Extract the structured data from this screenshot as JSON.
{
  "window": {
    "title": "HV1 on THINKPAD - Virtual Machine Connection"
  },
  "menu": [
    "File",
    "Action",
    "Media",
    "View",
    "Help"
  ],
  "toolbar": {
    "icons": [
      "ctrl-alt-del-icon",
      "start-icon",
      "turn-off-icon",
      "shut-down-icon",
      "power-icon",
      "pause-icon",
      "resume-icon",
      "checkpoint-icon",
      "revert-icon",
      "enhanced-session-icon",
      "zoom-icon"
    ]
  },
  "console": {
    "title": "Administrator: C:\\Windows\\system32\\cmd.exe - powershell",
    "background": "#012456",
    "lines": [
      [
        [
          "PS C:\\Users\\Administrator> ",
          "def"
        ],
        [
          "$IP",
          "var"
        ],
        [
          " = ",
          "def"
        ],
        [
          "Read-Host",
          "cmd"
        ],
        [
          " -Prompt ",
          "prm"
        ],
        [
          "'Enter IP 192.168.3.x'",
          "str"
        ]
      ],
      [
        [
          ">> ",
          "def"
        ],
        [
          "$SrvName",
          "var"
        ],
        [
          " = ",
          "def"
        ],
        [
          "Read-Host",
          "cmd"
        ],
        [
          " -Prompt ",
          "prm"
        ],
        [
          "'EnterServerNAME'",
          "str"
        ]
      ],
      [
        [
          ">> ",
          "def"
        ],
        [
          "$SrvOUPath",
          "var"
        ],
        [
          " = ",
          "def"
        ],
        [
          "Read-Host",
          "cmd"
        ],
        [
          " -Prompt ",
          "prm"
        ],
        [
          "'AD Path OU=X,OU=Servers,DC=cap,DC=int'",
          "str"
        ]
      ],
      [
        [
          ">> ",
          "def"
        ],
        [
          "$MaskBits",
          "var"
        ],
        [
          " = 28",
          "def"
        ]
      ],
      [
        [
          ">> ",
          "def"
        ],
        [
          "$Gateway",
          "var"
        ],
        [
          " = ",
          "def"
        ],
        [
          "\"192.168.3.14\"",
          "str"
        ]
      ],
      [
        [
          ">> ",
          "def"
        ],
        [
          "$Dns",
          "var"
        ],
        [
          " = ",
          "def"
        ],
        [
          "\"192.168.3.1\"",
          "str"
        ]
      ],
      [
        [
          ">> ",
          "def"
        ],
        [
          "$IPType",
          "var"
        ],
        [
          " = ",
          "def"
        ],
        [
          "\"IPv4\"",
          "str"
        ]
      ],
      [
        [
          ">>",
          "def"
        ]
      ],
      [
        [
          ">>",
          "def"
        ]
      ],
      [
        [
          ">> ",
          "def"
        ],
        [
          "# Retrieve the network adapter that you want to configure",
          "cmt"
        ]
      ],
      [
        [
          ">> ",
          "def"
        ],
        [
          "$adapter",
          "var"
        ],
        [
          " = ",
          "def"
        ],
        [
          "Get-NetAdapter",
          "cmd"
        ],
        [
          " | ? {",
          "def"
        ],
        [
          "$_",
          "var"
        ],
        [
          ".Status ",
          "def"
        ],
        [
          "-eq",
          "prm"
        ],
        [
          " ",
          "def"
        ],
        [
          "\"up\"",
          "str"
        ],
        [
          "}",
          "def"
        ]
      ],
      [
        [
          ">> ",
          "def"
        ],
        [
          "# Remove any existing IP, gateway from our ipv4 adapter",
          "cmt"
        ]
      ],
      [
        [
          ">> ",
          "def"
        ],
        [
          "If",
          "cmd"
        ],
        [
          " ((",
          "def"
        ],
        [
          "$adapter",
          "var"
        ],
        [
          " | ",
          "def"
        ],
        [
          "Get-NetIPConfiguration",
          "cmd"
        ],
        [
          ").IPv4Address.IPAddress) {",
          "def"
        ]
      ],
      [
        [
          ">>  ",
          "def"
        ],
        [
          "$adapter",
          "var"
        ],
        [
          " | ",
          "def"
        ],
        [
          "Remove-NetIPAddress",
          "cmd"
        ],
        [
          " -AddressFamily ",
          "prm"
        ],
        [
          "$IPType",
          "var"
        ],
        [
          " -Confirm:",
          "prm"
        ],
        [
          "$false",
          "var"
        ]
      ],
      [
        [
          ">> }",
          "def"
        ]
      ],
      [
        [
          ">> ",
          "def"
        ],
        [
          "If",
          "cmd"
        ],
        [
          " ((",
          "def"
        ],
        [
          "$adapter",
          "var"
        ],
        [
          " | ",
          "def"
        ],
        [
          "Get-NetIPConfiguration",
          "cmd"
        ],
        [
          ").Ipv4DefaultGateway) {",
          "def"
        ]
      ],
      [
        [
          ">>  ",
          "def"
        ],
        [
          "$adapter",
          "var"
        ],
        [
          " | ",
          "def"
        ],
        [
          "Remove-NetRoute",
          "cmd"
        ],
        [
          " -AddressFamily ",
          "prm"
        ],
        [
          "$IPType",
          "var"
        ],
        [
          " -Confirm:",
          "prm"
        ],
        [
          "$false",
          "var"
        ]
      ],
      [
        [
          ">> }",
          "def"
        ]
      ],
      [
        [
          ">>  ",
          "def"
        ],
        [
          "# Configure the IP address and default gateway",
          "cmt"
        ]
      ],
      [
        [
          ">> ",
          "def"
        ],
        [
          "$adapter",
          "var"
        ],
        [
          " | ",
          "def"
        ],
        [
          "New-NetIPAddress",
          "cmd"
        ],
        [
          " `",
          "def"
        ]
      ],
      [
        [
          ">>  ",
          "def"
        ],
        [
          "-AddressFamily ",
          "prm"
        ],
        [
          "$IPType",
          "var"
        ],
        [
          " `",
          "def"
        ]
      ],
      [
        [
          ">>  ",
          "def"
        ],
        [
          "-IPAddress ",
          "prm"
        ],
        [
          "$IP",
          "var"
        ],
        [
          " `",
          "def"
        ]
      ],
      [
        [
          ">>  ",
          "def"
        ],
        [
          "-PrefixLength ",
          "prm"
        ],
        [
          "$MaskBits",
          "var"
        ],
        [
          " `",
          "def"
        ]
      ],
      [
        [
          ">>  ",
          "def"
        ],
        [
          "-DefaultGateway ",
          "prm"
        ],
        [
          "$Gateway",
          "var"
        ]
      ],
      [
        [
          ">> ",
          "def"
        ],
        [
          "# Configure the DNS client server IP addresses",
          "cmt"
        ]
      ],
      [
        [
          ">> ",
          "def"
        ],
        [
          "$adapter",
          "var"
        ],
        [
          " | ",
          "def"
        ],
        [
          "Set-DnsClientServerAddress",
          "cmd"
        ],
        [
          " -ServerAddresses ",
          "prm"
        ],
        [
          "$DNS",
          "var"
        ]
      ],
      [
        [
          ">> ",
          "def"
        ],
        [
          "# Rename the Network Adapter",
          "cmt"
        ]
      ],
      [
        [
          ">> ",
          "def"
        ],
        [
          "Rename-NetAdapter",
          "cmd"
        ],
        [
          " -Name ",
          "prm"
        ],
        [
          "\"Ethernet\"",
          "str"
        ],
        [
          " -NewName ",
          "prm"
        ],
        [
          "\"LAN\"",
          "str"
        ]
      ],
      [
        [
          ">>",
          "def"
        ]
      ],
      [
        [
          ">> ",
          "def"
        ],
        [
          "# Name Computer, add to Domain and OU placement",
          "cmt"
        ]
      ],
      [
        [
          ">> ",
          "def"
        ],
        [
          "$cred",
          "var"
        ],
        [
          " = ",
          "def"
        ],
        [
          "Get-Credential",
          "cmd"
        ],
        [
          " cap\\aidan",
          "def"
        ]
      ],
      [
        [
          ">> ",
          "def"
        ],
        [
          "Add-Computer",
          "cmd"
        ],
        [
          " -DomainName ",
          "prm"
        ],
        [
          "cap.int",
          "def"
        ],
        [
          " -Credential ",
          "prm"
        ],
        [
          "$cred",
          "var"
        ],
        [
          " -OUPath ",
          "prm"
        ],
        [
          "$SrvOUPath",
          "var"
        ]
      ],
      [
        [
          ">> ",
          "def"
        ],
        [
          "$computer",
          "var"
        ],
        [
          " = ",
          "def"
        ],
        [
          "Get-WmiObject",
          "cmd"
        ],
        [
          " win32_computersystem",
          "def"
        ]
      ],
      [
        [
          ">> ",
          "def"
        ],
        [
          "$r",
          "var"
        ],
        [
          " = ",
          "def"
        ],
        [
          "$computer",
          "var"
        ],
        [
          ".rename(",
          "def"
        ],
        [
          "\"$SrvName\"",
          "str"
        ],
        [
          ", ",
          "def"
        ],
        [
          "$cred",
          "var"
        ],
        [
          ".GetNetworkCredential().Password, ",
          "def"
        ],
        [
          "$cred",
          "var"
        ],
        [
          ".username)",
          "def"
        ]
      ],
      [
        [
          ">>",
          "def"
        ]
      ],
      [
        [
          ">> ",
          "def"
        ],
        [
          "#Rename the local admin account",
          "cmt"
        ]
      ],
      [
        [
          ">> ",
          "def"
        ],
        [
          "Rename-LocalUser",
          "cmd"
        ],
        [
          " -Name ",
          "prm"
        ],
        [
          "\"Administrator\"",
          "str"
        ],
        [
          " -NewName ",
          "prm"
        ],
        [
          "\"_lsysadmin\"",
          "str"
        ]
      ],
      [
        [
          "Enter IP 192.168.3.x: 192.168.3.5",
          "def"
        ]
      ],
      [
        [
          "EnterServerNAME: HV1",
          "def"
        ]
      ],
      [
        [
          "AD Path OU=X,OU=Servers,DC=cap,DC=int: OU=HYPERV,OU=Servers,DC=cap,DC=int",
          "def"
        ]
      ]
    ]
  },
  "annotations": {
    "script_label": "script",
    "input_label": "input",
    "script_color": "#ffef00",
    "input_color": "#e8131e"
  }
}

- - -

Show all lines above holding "Remove".

          "# Remove any existing IP, gateway from our ipv4 adapter",
          "Remove-NetIPAddress",
          "Remove-NetRoute",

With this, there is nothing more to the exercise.